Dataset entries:
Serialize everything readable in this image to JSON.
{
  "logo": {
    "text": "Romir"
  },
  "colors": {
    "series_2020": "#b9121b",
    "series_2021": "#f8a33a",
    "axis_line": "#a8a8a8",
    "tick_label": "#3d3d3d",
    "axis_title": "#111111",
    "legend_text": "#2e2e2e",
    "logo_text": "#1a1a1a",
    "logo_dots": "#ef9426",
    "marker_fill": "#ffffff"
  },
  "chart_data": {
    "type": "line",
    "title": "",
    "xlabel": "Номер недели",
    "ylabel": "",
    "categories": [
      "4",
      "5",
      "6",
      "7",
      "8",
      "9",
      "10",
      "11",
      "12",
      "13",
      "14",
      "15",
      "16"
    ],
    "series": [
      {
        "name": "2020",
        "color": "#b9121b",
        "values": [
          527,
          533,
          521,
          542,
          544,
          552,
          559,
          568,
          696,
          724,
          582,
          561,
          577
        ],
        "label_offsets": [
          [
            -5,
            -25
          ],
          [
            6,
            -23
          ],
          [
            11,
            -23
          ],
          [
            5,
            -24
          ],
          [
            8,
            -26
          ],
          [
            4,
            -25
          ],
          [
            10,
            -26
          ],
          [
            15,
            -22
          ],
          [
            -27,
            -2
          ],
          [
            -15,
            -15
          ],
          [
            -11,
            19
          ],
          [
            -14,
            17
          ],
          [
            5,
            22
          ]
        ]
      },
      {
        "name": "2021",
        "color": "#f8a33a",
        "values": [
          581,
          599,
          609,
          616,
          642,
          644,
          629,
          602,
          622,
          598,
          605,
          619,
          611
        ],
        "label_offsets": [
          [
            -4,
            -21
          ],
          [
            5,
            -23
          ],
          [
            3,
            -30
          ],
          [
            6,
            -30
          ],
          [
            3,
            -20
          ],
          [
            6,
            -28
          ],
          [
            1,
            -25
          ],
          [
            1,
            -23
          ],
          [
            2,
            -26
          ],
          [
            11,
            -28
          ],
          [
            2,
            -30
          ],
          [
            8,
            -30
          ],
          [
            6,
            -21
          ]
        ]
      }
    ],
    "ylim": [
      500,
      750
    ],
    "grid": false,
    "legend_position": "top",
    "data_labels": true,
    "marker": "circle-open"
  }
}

> Exercise details
Every line above should be retyped exactly as given.

> Solution for this problem
Serialize everything readable in this image to JSON.
{
  "logo": {
    "text": "Romir"
  },
  "colors": {
    "series_2020": "#b9121b",
    "series_2021": "#f8a33a",
    "axis_line": "#a8a8a8",
    "tick_label": "#3d3d3d",
    "axis_title": "#111111",
    "legend_text": "#2e2e2e",
    "logo_text": "#1a1a1a",
    "logo_dots": "#ef9426",
    "marker_fill": "#ffffff"
  },
  "chart_data": {
    "type": "line",
    "title": "",
    "xlabel": "Номер недели",
    "ylabel": "",
    "categories": [
      "4",
      "5",
      "6",
      "7",
      "8",
      "9",
      "10",
      "11",
      "12",
      "13",
      "14",
      "15",
      "16"
    ],
    "series": [
      {
        "name": "2020",
        "color": "#b9121b",
        "values": [
          527,
          533,
          521,
          542,
          544,
          552,
          559,
          568,
          696,
          724,
          582,
          561,
          577
        ],
        "label_offsets": [
          [
            -5,
            -25
          ],
          [
            6,
            -23
          ],
          [
            11,
            -23
          ],
          [
            5,
            -24
          ],
          [
            8,
            -26
          ],
          [
            4,
            -25
          ],
          [
            10,
            -26
          ],
          [
            15,
            -22
          ],
          [
            -27,
            -2
          ],
          [
            -15,
            -15
          ],
          [
            -11,
            19
          ],
          [
            -14,
            17
          ],
          [
            5,
            22
          ]
        ]
      },
      {
        "name": "2021",
        "color": "#f8a33a",
        "values": [
          581,
          599,
          609,
          616,
          642,
          644,
          629,
          602,
          622,
          598,
          605,
          619,
          611
        ],
        "label_offsets": [
          [
            -4,
            -21
          ],
          [
            5,
            -23
          ],
          [
            3,
            -30
          ],
          [
            6,
            -30
          ],
          [
            3,
            -20
          ],
          [
            6,
            -28
          ],
          [
            1,
            -25
          ],
          [
            1,
            -23
          ],
          [
            2,
            -26
          ],
          [
            11,
            -28
          ],
          [
            2,
            -30
          ],
          [
            8,
            -30
          ],
          [
            6,
            -21
          ]
        ]
      }
    ],
    "ylim": [
      500,
      750
    ],
    "grid": false,
    "legend_position": "top",
    "data_labels": true,
    "marker": "circle-open"
  }
}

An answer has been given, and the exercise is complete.